_Request_
Nothing but the lines from the one that contains "Convert this screenshot" through the end of the listing should appear, set down exactly.

+++ Provided material

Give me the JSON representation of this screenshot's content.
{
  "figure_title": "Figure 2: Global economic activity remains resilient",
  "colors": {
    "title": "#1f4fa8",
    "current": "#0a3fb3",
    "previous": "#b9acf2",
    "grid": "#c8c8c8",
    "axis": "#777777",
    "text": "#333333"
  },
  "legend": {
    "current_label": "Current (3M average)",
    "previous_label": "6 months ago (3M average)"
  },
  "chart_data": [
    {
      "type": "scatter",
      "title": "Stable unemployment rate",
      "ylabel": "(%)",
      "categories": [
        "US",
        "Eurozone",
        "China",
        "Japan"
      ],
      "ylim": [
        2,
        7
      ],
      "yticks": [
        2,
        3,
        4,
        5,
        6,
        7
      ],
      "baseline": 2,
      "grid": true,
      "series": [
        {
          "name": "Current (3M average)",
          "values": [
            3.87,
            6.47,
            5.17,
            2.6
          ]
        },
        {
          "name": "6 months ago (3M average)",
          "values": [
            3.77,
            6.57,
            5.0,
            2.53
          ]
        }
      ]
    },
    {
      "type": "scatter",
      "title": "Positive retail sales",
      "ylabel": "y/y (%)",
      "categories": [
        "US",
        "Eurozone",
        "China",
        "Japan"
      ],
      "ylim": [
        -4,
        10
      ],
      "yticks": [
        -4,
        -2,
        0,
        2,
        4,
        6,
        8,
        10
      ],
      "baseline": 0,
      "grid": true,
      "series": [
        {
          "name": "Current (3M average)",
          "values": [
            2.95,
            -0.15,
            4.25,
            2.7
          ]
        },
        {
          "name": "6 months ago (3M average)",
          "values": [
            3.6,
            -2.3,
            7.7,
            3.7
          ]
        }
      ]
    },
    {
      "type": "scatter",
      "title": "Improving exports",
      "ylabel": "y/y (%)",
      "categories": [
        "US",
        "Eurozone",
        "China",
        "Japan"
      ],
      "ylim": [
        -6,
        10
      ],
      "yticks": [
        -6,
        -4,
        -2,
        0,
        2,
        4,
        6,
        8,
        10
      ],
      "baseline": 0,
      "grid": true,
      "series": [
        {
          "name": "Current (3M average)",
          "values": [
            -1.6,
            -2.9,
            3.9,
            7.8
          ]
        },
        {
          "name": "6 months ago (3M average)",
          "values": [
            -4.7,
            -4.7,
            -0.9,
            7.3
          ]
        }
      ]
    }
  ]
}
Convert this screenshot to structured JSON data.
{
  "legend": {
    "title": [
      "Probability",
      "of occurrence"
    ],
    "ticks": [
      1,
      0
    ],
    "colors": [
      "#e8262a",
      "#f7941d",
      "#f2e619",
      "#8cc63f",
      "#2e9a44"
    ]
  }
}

++++++

_Solved exercise_
Convert this screenshot to structured JSON data.
{
  "legend": {
    "title": [
      "Probability",
      "of occurrence"
    ],
    "ticks": [
      1,
      0
    ],
    "colors": [
      "#e8262a",
      "#f7941d",
      "#f2e619",
      "#8cc63f",
      "#2e9a44"
    ]
  }
}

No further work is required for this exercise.